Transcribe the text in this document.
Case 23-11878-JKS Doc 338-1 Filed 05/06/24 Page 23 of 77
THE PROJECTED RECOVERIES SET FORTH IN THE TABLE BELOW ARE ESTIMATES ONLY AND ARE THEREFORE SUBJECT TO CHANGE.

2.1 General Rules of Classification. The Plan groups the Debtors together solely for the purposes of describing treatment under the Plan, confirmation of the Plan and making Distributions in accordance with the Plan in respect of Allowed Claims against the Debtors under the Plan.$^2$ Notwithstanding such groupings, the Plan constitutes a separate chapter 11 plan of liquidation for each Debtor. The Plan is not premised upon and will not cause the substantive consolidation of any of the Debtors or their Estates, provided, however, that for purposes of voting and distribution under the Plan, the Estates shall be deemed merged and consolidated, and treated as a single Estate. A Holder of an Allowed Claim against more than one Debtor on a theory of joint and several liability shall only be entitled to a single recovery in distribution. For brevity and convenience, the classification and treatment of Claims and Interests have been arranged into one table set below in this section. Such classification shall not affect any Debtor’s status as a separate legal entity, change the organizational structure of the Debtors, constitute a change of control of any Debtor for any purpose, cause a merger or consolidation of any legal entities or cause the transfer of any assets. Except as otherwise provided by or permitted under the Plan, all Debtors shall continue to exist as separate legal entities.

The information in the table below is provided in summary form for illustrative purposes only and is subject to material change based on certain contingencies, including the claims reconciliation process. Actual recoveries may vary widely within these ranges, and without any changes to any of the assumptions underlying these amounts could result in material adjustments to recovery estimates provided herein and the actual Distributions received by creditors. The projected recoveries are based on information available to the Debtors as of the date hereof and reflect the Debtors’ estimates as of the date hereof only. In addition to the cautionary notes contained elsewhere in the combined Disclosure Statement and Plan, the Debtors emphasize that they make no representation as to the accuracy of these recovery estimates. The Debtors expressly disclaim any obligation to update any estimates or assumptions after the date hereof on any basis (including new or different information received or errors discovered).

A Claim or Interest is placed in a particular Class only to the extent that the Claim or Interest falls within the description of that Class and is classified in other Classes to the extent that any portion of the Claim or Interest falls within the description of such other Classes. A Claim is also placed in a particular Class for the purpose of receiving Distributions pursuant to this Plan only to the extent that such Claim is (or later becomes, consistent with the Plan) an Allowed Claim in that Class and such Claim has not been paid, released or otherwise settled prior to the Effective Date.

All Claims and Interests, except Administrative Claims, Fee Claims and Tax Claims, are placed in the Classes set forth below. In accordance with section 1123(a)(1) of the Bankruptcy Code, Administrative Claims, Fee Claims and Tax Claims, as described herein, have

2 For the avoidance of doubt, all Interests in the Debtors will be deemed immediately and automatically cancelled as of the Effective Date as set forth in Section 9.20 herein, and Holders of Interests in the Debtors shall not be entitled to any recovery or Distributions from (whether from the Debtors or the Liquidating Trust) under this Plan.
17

GIVEN TASK>
Output every record above exactly as it appears.

OUTPUT FOR THIS TASK>
Transcribe the text in this document.
Case 23-11878-JKS Doc 338-1 Filed 05/06/24 Page 23 of 77
THE PROJECTED RECOVERIES SET FORTH IN THE TABLE BELOW ARE ESTIMATES ONLY AND ARE THEREFORE SUBJECT TO CHANGE.

2.1 General Rules of Classification. The Plan groups the Debtors together solely for the purposes of describing treatment under the Plan, confirmation of the Plan and making Distributions in accordance with the Plan in respect of Allowed Claims against the Debtors under the Plan.$^2$ Notwithstanding such groupings, the Plan constitutes a separate chapter 11 plan of liquidation for each Debtor. The Plan is not premised upon and will not cause the substantive consolidation of any of the Debtors or their Estates, provided, however, that for purposes of voting and distribution under the Plan, the Estates shall be deemed merged and consolidated, and treated as a single Estate. A Holder of an Allowed Claim against more than one Debtor on a theory of joint and several liability shall only be entitled to a single recovery in distribution. For brevity and convenience, the classification and treatment of Claims and Interests have been arranged into one table set below in this section. Such classification shall not affect any Debtor’s status as a separate legal entity, change the organizational structure of the Debtors, constitute a change of control of any Debtor for any purpose, cause a merger or consolidation of any legal entities or cause the transfer of any assets. Except as otherwise provided by or permitted under the Plan, all Debtors shall continue to exist as separate legal entities.

The information in the table below is provided in summary form for illustrative purposes only and is subject to material change based on certain contingencies, including the claims reconciliation process. Actual recoveries may vary widely within these ranges, and without any changes to any of the assumptions underlying these amounts could result in material adjustments to recovery estimates provided herein and the actual Distributions received by creditors. The projected recoveries are based on information available to the Debtors as of the date hereof and reflect the Debtors’ estimates as of the date hereof only. In addition to the cautionary notes contained elsewhere in the combined Disclosure Statement and Plan, the Debtors emphasize that they make no representation as to the accuracy of these recovery estimates. The Debtors expressly disclaim any obligation to update any estimates or assumptions after the date hereof on any basis (including new or different information received or errors discovered).

A Claim or Interest is placed in a particular Class only to the extent that the Claim or Interest falls within the description of that Class and is classified in other Classes to the extent that any portion of the Claim or Interest falls within the description of such other Classes. A Claim is also placed in a particular Class for the purpose of receiving Distributions pursuant to this Plan only to the extent that such Claim is (or later becomes, consistent with the Plan) an Allowed Claim in that Class and such Claim has not been paid, released or otherwise settled prior to the Effective Date.

All Claims and Interests, except Administrative Claims, Fee Claims and Tax Claims, are placed in the Classes set forth below. In accordance with section 1123(a)(1) of the Bankruptcy Code, Administrative Claims, Fee Claims and Tax Claims, as described herein, have

2 For the avoidance of doubt, all Interests in the Debtors will be deemed immediately and automatically cancelled as of the Effective Date as set forth in Section 9.20 herein, and Holders of Interests in the Debtors shall not be entitled to any recovery or Distributions from (whether from the Debtors or the Liquidating Trust) under this Plan.
17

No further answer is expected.